Most of the Perry Cutoff north of Cross City was removed by the mid-1980s along with track from Dunnellon to Chiefland. Remaining track from Newberry to Cross City, and from Wilcox to Chiefland was then leased to the Florida West Coast Railroad, a shortline, in 1987. The Florida West Coast Railroad slowly abandoned more of the track until 2010, when the last track west of Newberry was abandoned. The Nature Coast State Trail now runs on some of the former right of way.

The only track that is still active is what is now CSX's Metcalf Spur from Thomasville to Metcalf (part of the former Monticello Branch).

■ Excerpted data:
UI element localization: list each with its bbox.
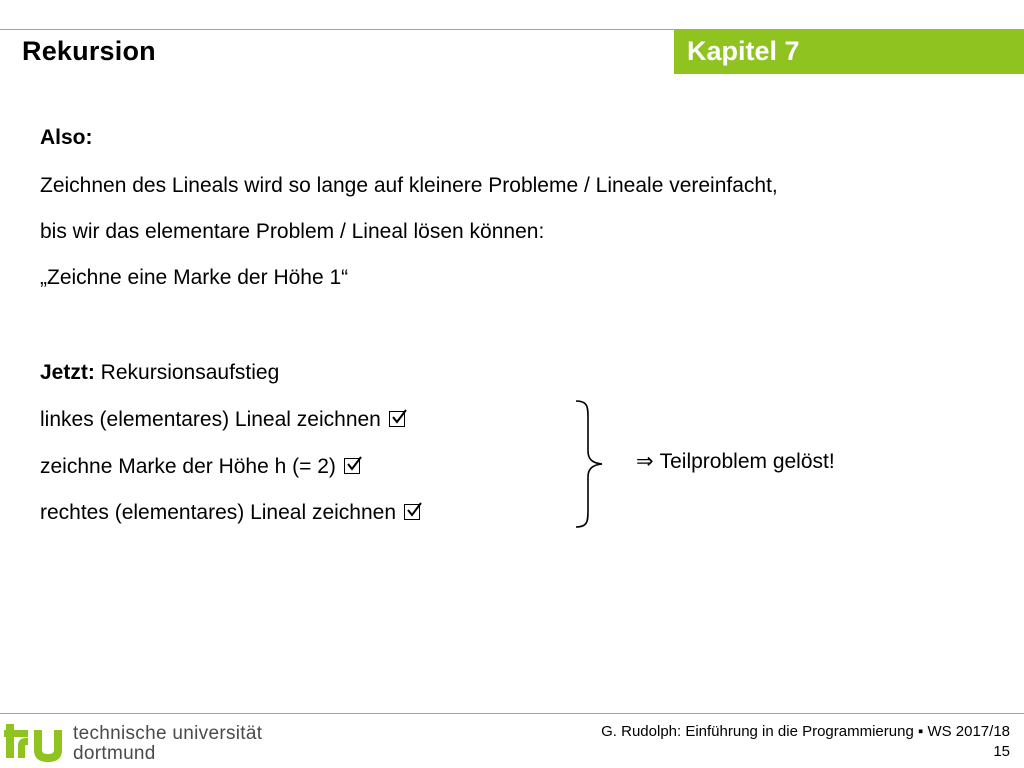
- right-brace-icon: [572, 399, 612, 529]
- tu-logo: [4, 716, 68, 766]
- implies-arrow-icon: ⇒: [636, 449, 654, 473]
- text-line-3: „Zeichne eine Marke der Höhe 1“: [40, 266, 349, 289]
- heading-jetzt-rest: Rekursionsaufstieg: [94, 361, 280, 384]
- checked-box-icon: [389, 411, 405, 427]
- university-line-2: dortmund: [73, 743, 156, 764]
- list-item: [40, 453, 360, 481]
- list-item-text: zeichne Marke der Höhe h (= 2): [40, 455, 336, 478]
- heading-jetzt: Jetzt:: [40, 361, 95, 384]
- university-line-1: technische universität: [73, 723, 263, 744]
- slide-title: Rekursion: [22, 36, 156, 66]
- page-number: 15: [993, 743, 1010, 760]
- chapter-label: Kapitel 7: [687, 36, 800, 66]
- text-line-1: Zeichnen des Lineals wird so lange auf kleinere Probleme / Lineale vereinfacht,: [40, 174, 778, 197]
- footer-rule: [0, 713, 1024, 714]
- checked-box-icon: [404, 504, 420, 520]
- list-item-text: rechtes (elementares) Lineal zeichnen: [40, 501, 397, 524]
- result-line: [636, 449, 835, 474]
- heading-also: Also:: [40, 126, 93, 149]
- list-item: [40, 406, 405, 434]
- checked-box-icon: [344, 458, 360, 474]
- course-credit: G. Rudolph: Einführung in die Programmierung ▪ WS 2017/18: [601, 723, 1010, 740]
- heading-jetzt-row: [40, 359, 279, 387]
- result-text: Teilproblem gelöst!: [659, 450, 835, 473]
- text-line-2: bis wir das elementare Problem / Lineal lösen können:: [40, 220, 545, 243]
- list-item-text: linkes (elementares) Lineal zeichnen: [40, 408, 381, 431]
- footer-credit: [601, 722, 1010, 762]
- chapter-badge: [674, 30, 1024, 74]
- university-name: [73, 724, 262, 764]
- list-item: [40, 499, 420, 527]
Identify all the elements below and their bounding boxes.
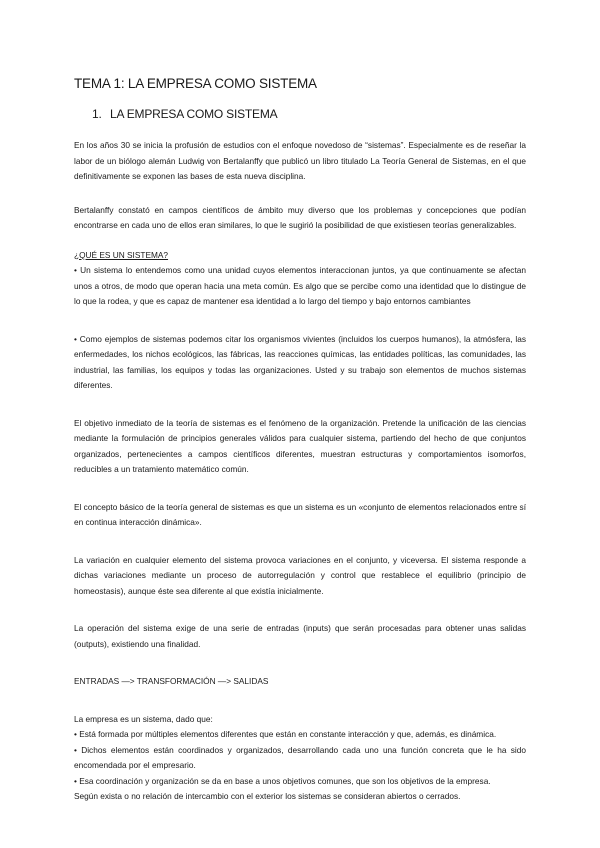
paragraph-intro: En los años 30 se inicia la profusión de estudios con el enfoque novedoso de “sistemas”. Especialmente es de reseñar la labor de un biólogo alemán Ludwig von Bertalanffy que publicó un libro titulado La Teoría General de Sistemas, en el que definitivamente se exponen las bases de esta nueva disciplina. — [74, 140, 526, 181]
empresa-bullet-1: • Está formada por múltiples elementos diferentes que están en constante interacción y que, además, es dinámica. — [74, 729, 497, 739]
document-body — [74, 138, 526, 805]
document-title: TEMA 1: LA EMPRESA COMO SISTEMA — [74, 76, 317, 91]
paragraph-bertalanffy: Bertalanffy constató en campos científicos de ámbito muy diverso que los problemas y concepciones que podían encontrarse en cada uno de ellos eran similares, lo que le sugirió la posibilidad de que existiesen teorías generalizables. — [74, 204, 526, 230]
section-number: 1. — [92, 107, 102, 121]
subheading-que-es: ¿QUÉ ES UN SISTEMA? — [74, 249, 169, 260]
empresa-intro: La empresa es un sistema, dado que: — [74, 713, 213, 724]
paragraph-variacion: La variación en cualquier elemento del sistema provoca variaciones en el conjunto, y viceversa. El sistema responde a dichas variaciones mediante un proceso de autorregulación y control que restablece el equilibrio (principio de homeostasis), aunque éste sea diferente al que existía inicialmente. — [74, 554, 526, 596]
flow-line: ENTRADAS —> TRANSFORMACIÓN —> SALIDAS — [74, 676, 269, 686]
paragraph-concepto: El concepto básico de la teoría general de sistemas es que un sistema es un «conjunto de elementos relacionados entre sí en continua interacción dinámica». — [74, 501, 526, 527]
section-heading — [92, 107, 277, 121]
empresa-closing: Según exista o no relación de intercambio con el exterior los sistemas se consideran abiertos o cerrados. — [74, 791, 461, 801]
bullet-ejemplos: • Como ejemplos de sistemas podemos citar los organismos vivientes (incluidos los cuerpos humanos), la atmósfera, las enfermedades, los nichos ecológicos, las fábricas, las reacciones químicas, las entidades políticas, las comunidades, las industrial, las familias, los equipos y todas las organizaciones. Usted y su trabajo son elementos de muchos sistemas diferentes. — [74, 333, 526, 390]
empresa-bullet-3: • Esa coordinación y organización se da en base a unos objetivos comunes, que son los objetivos de la empresa. — [74, 775, 491, 786]
section-title: LA EMPRESA COMO SISTEMA — [110, 107, 278, 121]
paragraph-objetivo: El objetivo inmediato de la teoría de sistemas es el fenómeno de la organización. Pretende la unificación de las ciencias mediante la formulación de principios generales válidos para cualquier sistema, partiendo del hecho de que conjuntos organizados, pertenecientes a campos científicos diferentes, muestran estructuras y comportamientos isomorfos, reducibles a un tratamiento matemático común. — [74, 417, 526, 474]
paragraph-operacion: La operación del sistema exige de una serie de entradas (inputs) que serán procesadas para obtener unas salidas (outputs), existiendo una finalidad. — [74, 623, 526, 649]
empresa-bullet-2: • Dichos elementos están coordinados y organizados, desarrollando cada uno una función concreta que le ha sido encomendada por el empresario. — [74, 744, 526, 770]
bullet-definicion: • Un sistema lo entendemos como una unidad cuyos elementos interaccionan juntos, ya que continuamente se afectan unos a otros, de modo que operan hacia una meta común. Es algo que se percibe como una identidad que lo distingue de lo que la rodea, y que es capaz de mantener esa identidad a lo largo del tiempo y bajo entornos cambiantes — [74, 265, 526, 306]
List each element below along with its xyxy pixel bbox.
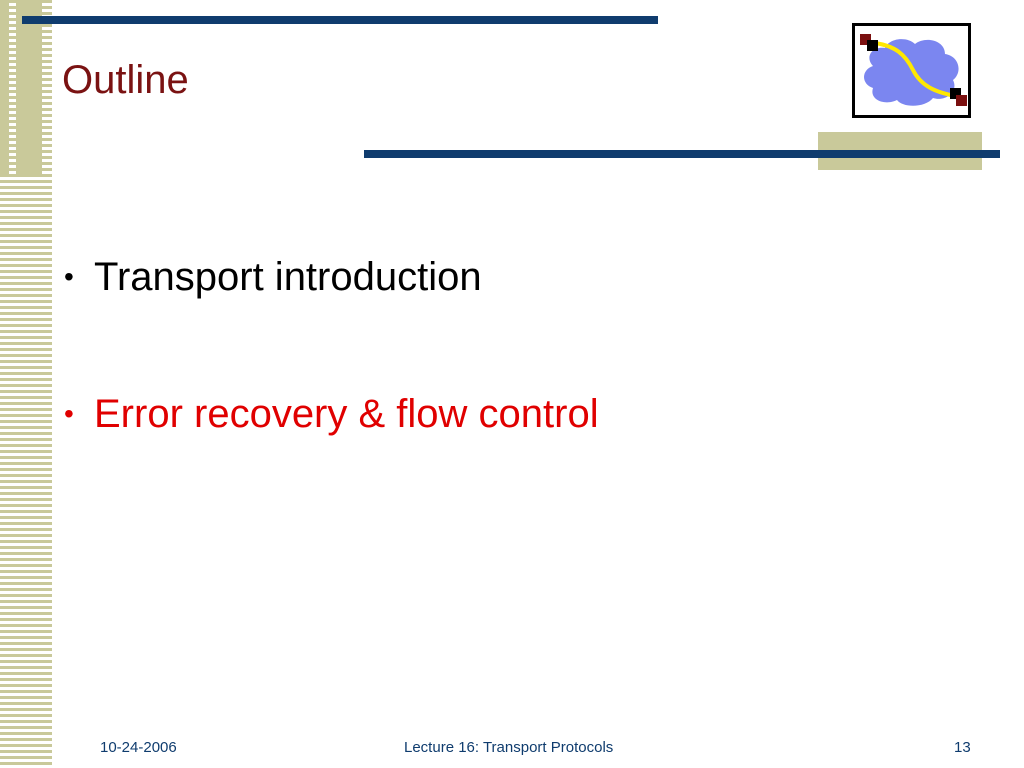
- bullet-item-error-recovery: [62, 381, 962, 447]
- footer-date: 10-24-2006: [100, 739, 177, 756]
- bullet-text: Transport introduction: [94, 255, 482, 299]
- left-border-outer-stripes: [42, 0, 52, 175]
- left-border-solid-strip-a: [0, 0, 9, 175]
- node-square-black-top: [867, 40, 878, 51]
- bullet-dot: •: [64, 398, 74, 429]
- bullet-list: [62, 244, 962, 518]
- bullet-item-transport-introduction: [62, 244, 962, 310]
- slide-title: Outline: [62, 58, 189, 102]
- cloud-shape: [864, 39, 959, 106]
- node-square-dark-red-bottom: [956, 95, 967, 106]
- footer-page-number: 13: [954, 739, 971, 756]
- bullet-text: Error recovery & flow control: [94, 392, 599, 436]
- footer-lecture-title: Lecture 16: Transport Protocols: [404, 739, 614, 756]
- left-border-solid-strip-b: [16, 0, 42, 175]
- title-underline-bar: [364, 150, 1000, 158]
- left-border-gap-stripes: [9, 0, 16, 175]
- network-cloud-icon: [852, 23, 971, 118]
- bullet-dot: •: [64, 261, 74, 292]
- top-decorative-bar: [22, 16, 658, 24]
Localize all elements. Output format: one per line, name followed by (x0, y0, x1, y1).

■ Problems:
a: Return the passage on the Perry Cutoff exactly, from "Most of the" up to and including "right of way.".
b: Retype the lines of the records exactly, from the line with "paragraph-intro: En los" up to and including the line with "flow-line: ENTRADAS —>".

■ Results of the exercise:
a:
Most of the Perry Cutoff north of Cross City was removed by the mid-1980s along with track from Dunnellon to Chiefland. Remaining track from Newberry to Cross City, and from Wilcox to Chiefland was then leased to the Florida West Coast Railroad, a shortline, in 1987. The Florida West Coast Railroad slowly abandoned more of the track until 2010, when the last track west of Newberry was abandoned. The Nature Coast State Trail now runs on some of the former right of way.

b:
paragraph-intro: En los años 30 se inicia la profusión de estudios con el enfoque novedoso de “sistemas”. Especialmente es de reseñar la labor de un biólogo alemán Ludwig von Bertalanffy que publicó un libro titulado La Teoría General de Sistemas, en el que definitivamente se exponen las bases de esta nueva disciplina. — [74, 140, 526, 181]
empresa-bullet-1: • Está formada por múltiples elementos diferentes que están en constante interacción y que, además, es dinámica. — [74, 729, 497, 739]
document-body — [74, 138, 526, 805]
document-title: TEMA 1: LA EMPRESA COMO SISTEMA — [74, 76, 317, 91]
paragraph-bertalanffy: Bertalanffy constató en campos científicos de ámbito muy diverso que los problemas y concepciones que podían encontrarse en cada uno de ellos eran similares, lo que le sugirió la posibilidad de que existiesen teorías generalizables. — [74, 204, 526, 230]
section-number: 1. — [92, 107, 102, 121]
subheading-que-es: ¿QUÉ ES UN SISTEMA? — [74, 249, 169, 260]
empresa-intro: La empresa es un sistema, dado que: — [74, 713, 213, 724]
paragraph-variacion: La variación en cualquier elemento del sistema provoca variaciones en el conjunto, y viceversa. El sistema responde a dichas variaciones mediante un proceso de autorregulación y control que restablece el equilibrio (principio de homeostasis), aunque éste sea diferente al que existía inicialmente. — [74, 554, 526, 596]
flow-line: ENTRADAS —> TRANSFORMACIÓN —> SALIDAS — [74, 676, 269, 686]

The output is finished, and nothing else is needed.